**EXERCISE MATERIAL**.
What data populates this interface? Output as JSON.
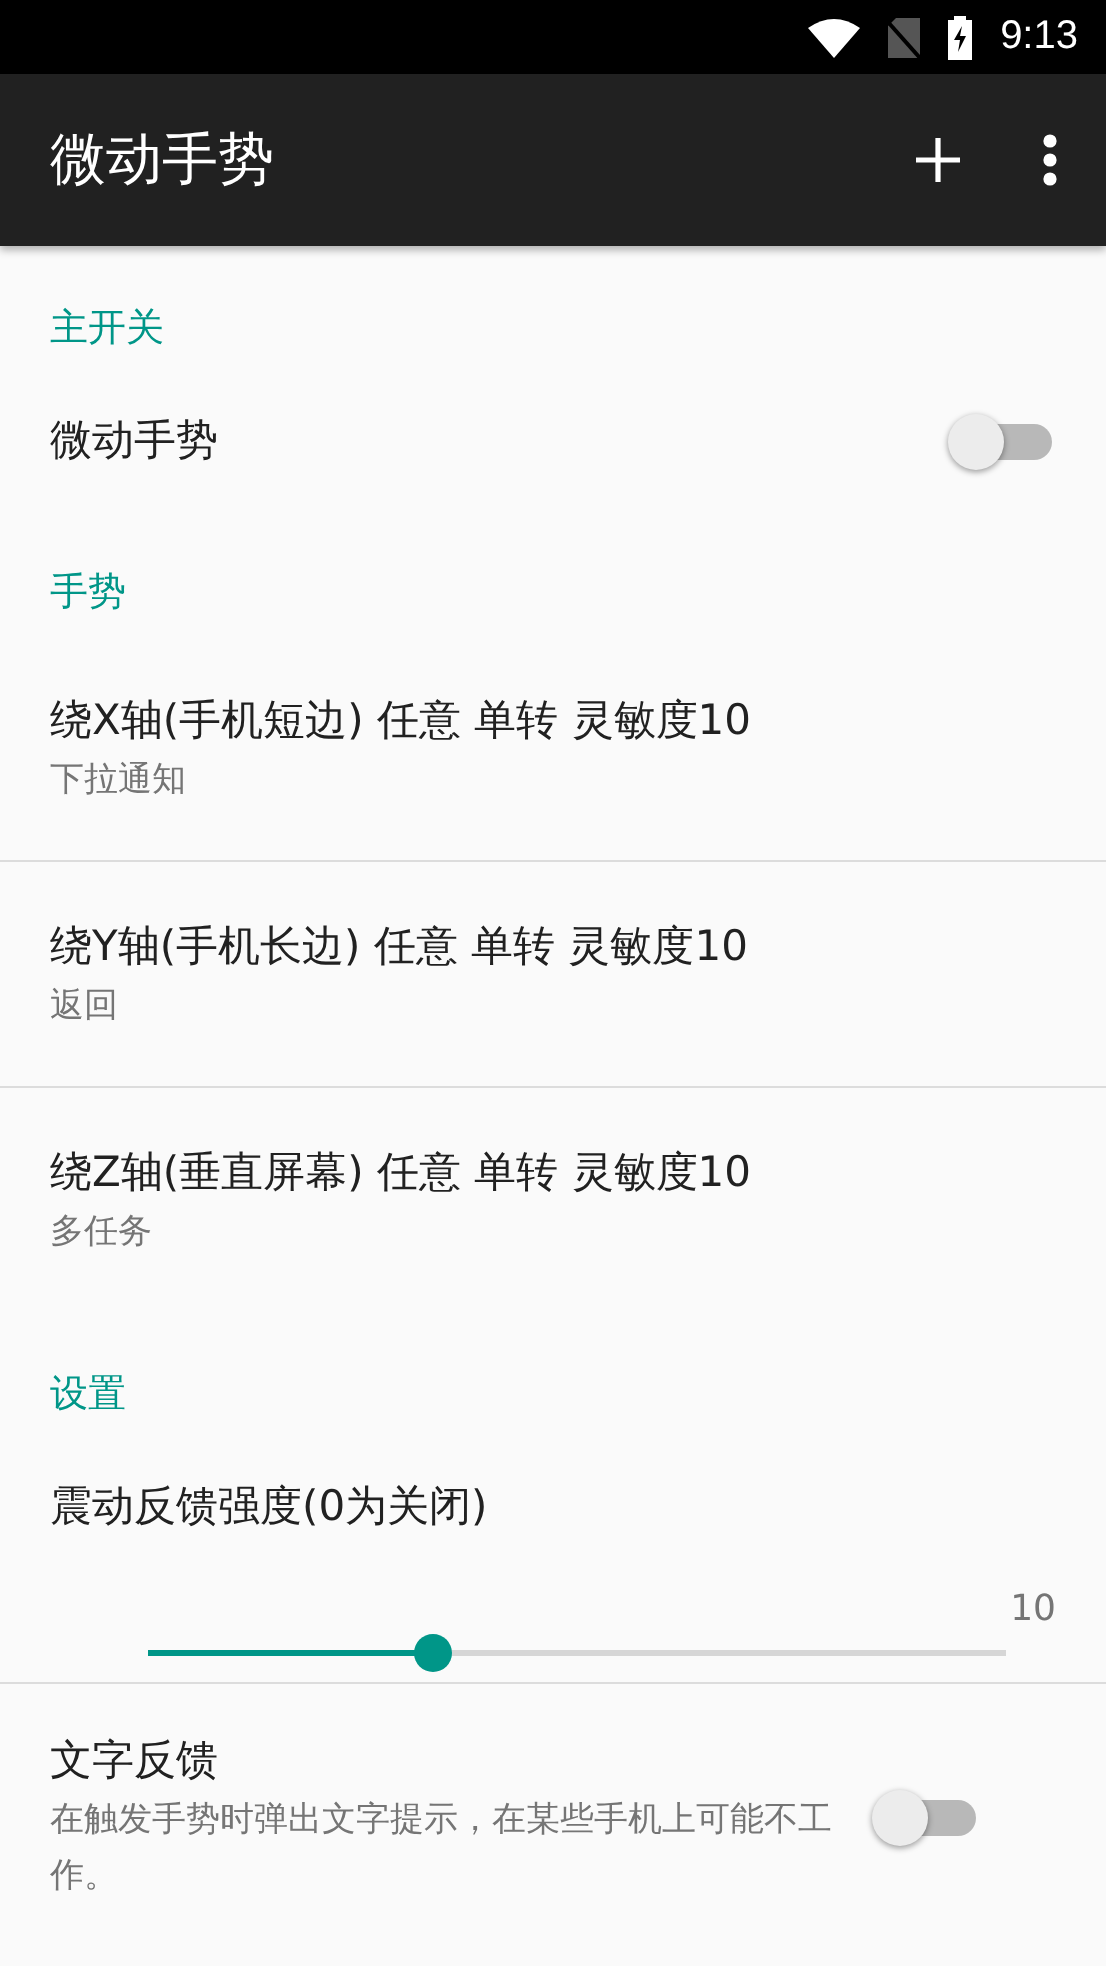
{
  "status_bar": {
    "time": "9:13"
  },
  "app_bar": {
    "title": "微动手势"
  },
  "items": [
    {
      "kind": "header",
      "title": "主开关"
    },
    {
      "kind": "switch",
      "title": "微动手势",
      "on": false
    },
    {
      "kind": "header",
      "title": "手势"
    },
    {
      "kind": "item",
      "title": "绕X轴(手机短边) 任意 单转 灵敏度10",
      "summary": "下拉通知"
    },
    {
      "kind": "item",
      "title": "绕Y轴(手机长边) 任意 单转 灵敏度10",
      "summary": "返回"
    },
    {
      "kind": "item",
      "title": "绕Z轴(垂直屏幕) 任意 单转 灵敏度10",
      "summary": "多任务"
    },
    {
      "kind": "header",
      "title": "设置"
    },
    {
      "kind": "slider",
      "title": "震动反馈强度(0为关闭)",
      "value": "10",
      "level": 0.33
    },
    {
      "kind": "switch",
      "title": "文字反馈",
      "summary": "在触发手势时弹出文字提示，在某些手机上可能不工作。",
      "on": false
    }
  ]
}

**WHAT IS ASKED**. Pull out every line above that holds the word "summary".

**IN RESPONSE**.
      "summary": "下拉通知"
      "summary": "返回"
      "summary": "多任务"
      "summary": "在触发手势时弹出文字提示，在某些手机上可能不工作。",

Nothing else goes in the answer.